<<<<
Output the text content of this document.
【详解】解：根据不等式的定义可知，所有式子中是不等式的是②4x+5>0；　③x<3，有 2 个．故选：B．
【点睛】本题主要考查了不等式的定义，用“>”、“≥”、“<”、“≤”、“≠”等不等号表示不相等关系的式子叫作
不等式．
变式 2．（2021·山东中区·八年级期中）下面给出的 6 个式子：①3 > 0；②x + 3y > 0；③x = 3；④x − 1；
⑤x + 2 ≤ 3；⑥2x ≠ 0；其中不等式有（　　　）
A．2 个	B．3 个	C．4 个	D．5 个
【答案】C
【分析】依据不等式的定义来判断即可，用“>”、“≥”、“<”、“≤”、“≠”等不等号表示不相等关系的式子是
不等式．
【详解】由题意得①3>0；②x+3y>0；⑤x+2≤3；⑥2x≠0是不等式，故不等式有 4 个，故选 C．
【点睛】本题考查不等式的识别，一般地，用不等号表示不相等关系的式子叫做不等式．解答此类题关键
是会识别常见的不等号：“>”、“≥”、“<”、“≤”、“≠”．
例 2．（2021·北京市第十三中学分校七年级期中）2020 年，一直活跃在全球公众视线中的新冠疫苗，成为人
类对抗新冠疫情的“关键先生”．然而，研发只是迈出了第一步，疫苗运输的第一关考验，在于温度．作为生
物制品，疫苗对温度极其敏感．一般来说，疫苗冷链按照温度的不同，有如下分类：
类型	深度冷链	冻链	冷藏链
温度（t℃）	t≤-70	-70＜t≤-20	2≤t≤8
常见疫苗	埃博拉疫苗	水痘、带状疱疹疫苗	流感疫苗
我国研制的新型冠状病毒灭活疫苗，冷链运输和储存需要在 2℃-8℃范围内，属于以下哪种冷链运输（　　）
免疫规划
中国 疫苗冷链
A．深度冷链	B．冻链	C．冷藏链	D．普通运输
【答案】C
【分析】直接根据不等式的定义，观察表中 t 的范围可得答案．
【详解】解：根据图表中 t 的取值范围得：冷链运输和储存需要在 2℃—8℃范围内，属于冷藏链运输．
>>>>
### What the task requires
Copy each line of the data that contains the word "冷链运输和储存需要在".

### Exercise result
我国研制的新型冠状病毒灭活疫苗，冷链运输和储存需要在 2℃-8℃范围内，属于以下哪种冷链运输（　　）
【详解】解：根据图表中 t 的取值范围得：冷链运输和储存需要在 2℃—8℃范围内，属于冷藏链运输．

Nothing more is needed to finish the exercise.